BEGIN Dataset entries

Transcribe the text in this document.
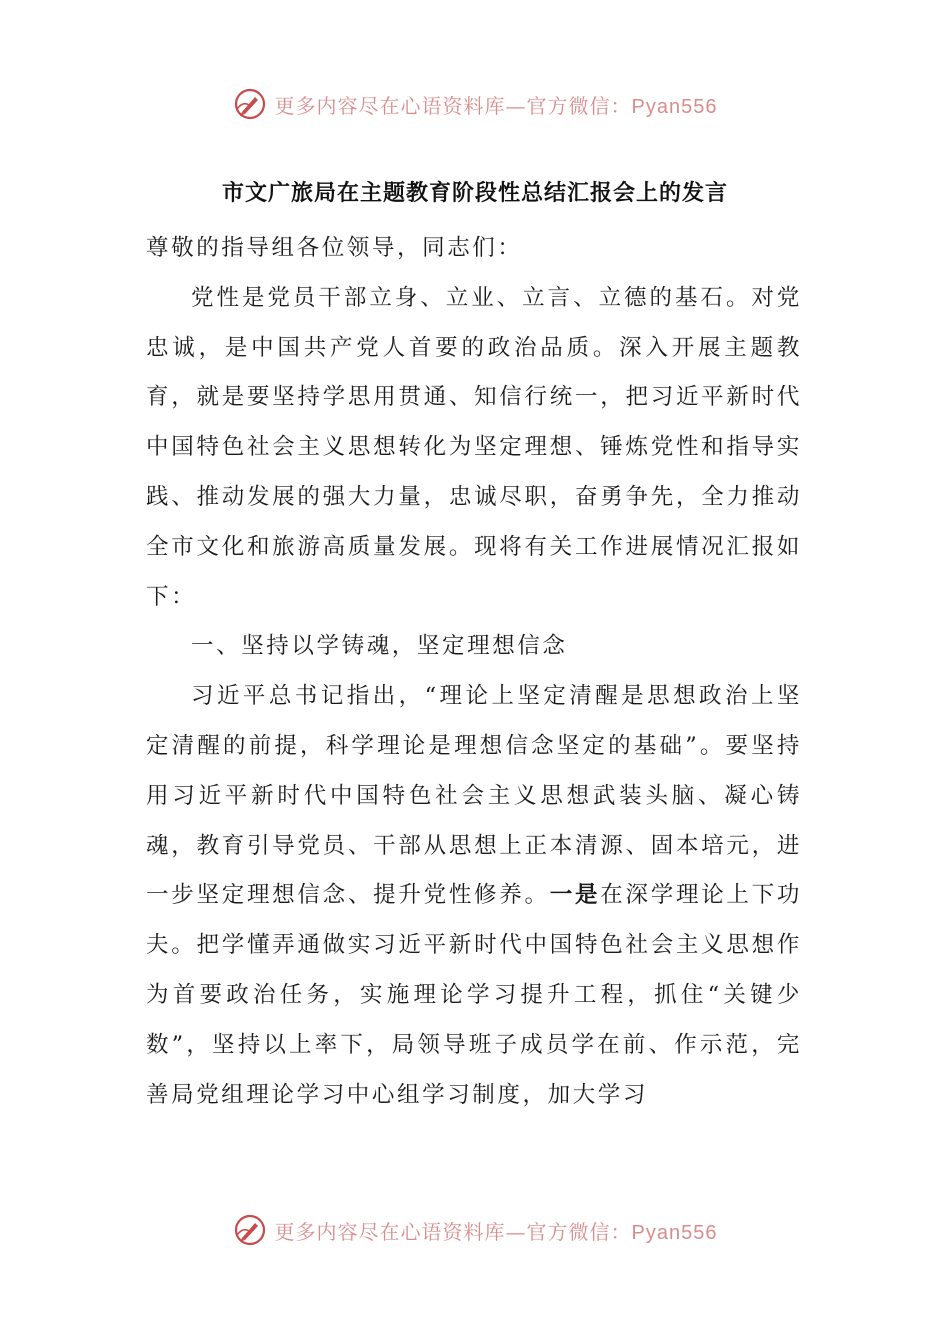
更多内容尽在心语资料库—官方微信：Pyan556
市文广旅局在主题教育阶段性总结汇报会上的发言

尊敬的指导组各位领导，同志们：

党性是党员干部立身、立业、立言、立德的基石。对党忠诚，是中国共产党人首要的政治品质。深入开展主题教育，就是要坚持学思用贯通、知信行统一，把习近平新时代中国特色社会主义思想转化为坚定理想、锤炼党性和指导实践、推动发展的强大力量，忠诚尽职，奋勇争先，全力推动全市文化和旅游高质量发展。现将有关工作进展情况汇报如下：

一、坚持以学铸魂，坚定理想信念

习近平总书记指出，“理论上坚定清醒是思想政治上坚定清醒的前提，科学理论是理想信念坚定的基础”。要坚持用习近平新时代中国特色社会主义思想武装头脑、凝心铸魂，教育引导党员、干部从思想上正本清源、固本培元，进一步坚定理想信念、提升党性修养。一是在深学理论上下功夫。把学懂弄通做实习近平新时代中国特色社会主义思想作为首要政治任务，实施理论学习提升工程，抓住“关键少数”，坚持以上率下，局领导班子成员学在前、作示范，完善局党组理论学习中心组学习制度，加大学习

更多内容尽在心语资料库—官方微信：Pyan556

END Dataset entries

● What this task involves:
All of the data above should be transcribed verbatim, with pictures omitted.

● Answer for the task:
Transcribe the text in this document.
更多内容尽在心语资料库—官方微信：Pyan556
市文广旅局在主题教育阶段性总结汇报会上的发言

尊敬的指导组各位领导，同志们：

党性是党员干部立身、立业、立言、立德的基石。对党忠诚，是中国共产党人首要的政治品质。深入开展主题教育，就是要坚持学思用贯通、知信行统一，把习近平新时代中国特色社会主义思想转化为坚定理想、锤炼党性和指导实践、推动发展的强大力量，忠诚尽职，奋勇争先，全力推动全市文化和旅游高质量发展。现将有关工作进展情况汇报如下：

一、坚持以学铸魂，坚定理想信念

习近平总书记指出，“理论上坚定清醒是思想政治上坚定清醒的前提，科学理论是理想信念坚定的基础”。要坚持用习近平新时代中国特色社会主义思想武装头脑、凝心铸魂，教育引导党员、干部从思想上正本清源、固本培元，进一步坚定理想信念、提升党性修养。一是在深学理论上下功夫。把学懂弄通做实习近平新时代中国特色社会主义思想作为首要政治任务，实施理论学习提升工程，抓住“关键少数”，坚持以上率下，局领导班子成员学在前、作示范，完善局党组理论学习中心组学习制度，加大学习

更多内容尽在心语资料库—官方微信：Pyan556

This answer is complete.